Repeat all the material exactly; pictures stay out of your copy.

[begin SUPPLIED MATERIAL]

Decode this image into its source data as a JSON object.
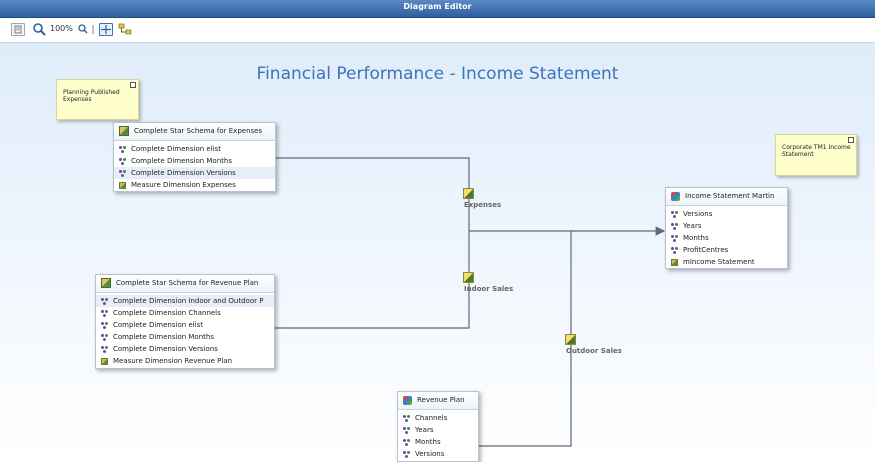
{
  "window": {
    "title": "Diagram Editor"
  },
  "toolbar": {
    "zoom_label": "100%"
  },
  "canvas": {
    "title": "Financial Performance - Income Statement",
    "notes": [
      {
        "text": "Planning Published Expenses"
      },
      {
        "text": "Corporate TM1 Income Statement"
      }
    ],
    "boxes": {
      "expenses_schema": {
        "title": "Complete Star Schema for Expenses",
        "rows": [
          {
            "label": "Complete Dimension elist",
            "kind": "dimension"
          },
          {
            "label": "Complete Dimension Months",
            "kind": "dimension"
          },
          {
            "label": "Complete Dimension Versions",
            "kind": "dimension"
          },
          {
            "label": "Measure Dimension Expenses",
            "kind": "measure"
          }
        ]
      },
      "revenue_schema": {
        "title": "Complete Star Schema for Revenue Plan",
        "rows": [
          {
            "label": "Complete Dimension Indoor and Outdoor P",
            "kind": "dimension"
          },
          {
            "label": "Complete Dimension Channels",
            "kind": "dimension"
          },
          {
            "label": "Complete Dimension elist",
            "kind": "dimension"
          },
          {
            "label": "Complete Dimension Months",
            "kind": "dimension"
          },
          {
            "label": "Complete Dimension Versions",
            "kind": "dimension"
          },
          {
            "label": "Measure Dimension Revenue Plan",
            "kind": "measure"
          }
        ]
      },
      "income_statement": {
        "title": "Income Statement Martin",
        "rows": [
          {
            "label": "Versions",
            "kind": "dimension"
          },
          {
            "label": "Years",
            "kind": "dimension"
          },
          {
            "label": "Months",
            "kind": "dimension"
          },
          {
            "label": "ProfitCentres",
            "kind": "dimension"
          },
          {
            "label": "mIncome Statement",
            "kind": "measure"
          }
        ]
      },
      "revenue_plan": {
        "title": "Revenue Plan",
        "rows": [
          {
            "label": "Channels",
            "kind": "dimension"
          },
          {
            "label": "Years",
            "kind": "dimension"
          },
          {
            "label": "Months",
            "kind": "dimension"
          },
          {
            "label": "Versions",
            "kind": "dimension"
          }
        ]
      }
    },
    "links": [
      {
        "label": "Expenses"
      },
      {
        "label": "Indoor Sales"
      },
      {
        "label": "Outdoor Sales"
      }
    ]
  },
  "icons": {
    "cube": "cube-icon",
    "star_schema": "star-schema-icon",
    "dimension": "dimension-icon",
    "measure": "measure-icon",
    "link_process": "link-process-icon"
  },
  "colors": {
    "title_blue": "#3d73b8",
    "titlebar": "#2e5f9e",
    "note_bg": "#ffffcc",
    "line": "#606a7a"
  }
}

[end SUPPLIED MATERIAL]

§ TASK OUTPUT
Decode this image into its source data as a JSON object.
{
  "window": {
    "title": "Diagram Editor"
  },
  "toolbar": {
    "zoom_label": "100%"
  },
  "canvas": {
    "title": "Financial Performance - Income Statement",
    "notes": [
      {
        "text": "Planning Published Expenses"
      },
      {
        "text": "Corporate TM1 Income Statement"
      }
    ],
    "boxes": {
      "expenses_schema": {
        "title": "Complete Star Schema for Expenses",
        "rows": [
          {
            "label": "Complete Dimension elist",
            "kind": "dimension"
          },
          {
            "label": "Complete Dimension Months",
            "kind": "dimension"
          },
          {
            "label": "Complete Dimension Versions",
            "kind": "dimension"
          },
          {
            "label": "Measure Dimension Expenses",
            "kind": "measure"
          }
        ]
      },
      "revenue_schema": {
        "title": "Complete Star Schema for Revenue Plan",
        "rows": [
          {
            "label": "Complete Dimension Indoor and Outdoor P",
            "kind": "dimension"
          },
          {
            "label": "Complete Dimension Channels",
            "kind": "dimension"
          },
          {
            "label": "Complete Dimension elist",
            "kind": "dimension"
          },
          {
            "label": "Complete Dimension Months",
            "kind": "dimension"
          },
          {
            "label": "Complete Dimension Versions",
            "kind": "dimension"
          },
          {
            "label": "Measure Dimension Revenue Plan",
            "kind": "measure"
          }
        ]
      },
      "income_statement": {
        "title": "Income Statement Martin",
        "rows": [
          {
            "label": "Versions",
            "kind": "dimension"
          },
          {
            "label": "Years",
            "kind": "dimension"
          },
          {
            "label": "Months",
            "kind": "dimension"
          },
          {
            "label": "ProfitCentres",
            "kind": "dimension"
          },
          {
            "label": "mIncome Statement",
            "kind": "measure"
          }
        ]
      },
      "revenue_plan": {
        "title": "Revenue Plan",
        "rows": [
          {
            "label": "Channels",
            "kind": "dimension"
          },
          {
            "label": "Years",
            "kind": "dimension"
          },
          {
            "label": "Months",
            "kind": "dimension"
          },
          {
            "label": "Versions",
            "kind": "dimension"
          }
        ]
      }
    },
    "links": [
      {
        "label": "Expenses"
      },
      {
        "label": "Indoor Sales"
      },
      {
        "label": "Outdoor Sales"
      }
    ]
  },
  "icons": {
    "cube": "cube-icon",
    "star_schema": "star-schema-icon",
    "dimension": "dimension-icon",
    "measure": "measure-icon",
    "link_process": "link-process-icon"
  },
  "colors": {
    "title_blue": "#3d73b8",
    "titlebar": "#2e5f9e",
    "note_bg": "#ffffcc",
    "line": "#606a7a"
  }
}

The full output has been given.